Data entries
★ ★ ★
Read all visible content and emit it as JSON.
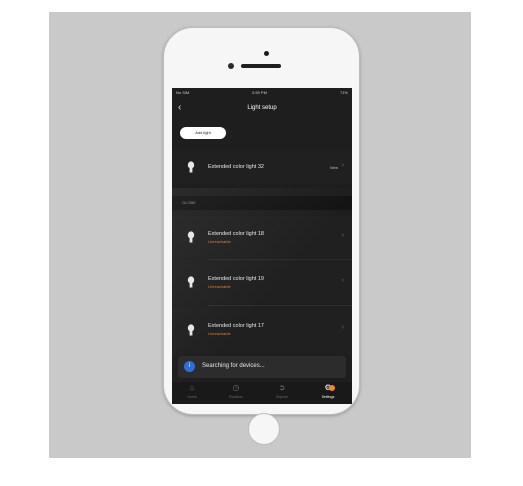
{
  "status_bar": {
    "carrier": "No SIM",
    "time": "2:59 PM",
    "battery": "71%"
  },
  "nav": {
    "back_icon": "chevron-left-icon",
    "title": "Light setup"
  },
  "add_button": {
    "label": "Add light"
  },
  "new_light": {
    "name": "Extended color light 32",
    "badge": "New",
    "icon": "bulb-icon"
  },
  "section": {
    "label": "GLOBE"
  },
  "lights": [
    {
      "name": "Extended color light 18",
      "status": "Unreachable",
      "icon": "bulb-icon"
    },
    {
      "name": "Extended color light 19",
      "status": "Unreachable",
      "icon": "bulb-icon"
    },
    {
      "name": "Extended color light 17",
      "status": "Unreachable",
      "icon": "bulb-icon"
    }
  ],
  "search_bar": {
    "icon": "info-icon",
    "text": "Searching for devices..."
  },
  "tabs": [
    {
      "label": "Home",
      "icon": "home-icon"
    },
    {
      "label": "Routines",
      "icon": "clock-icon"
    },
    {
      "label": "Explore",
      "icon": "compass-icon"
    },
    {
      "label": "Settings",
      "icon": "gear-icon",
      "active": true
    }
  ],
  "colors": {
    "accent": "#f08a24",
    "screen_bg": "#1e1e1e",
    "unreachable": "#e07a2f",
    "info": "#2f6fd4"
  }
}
★ ★ ★
EXERCISE BRIEF: Say how many lines include the word "icon"; reply with the number alone.

THE SOLUTION: 10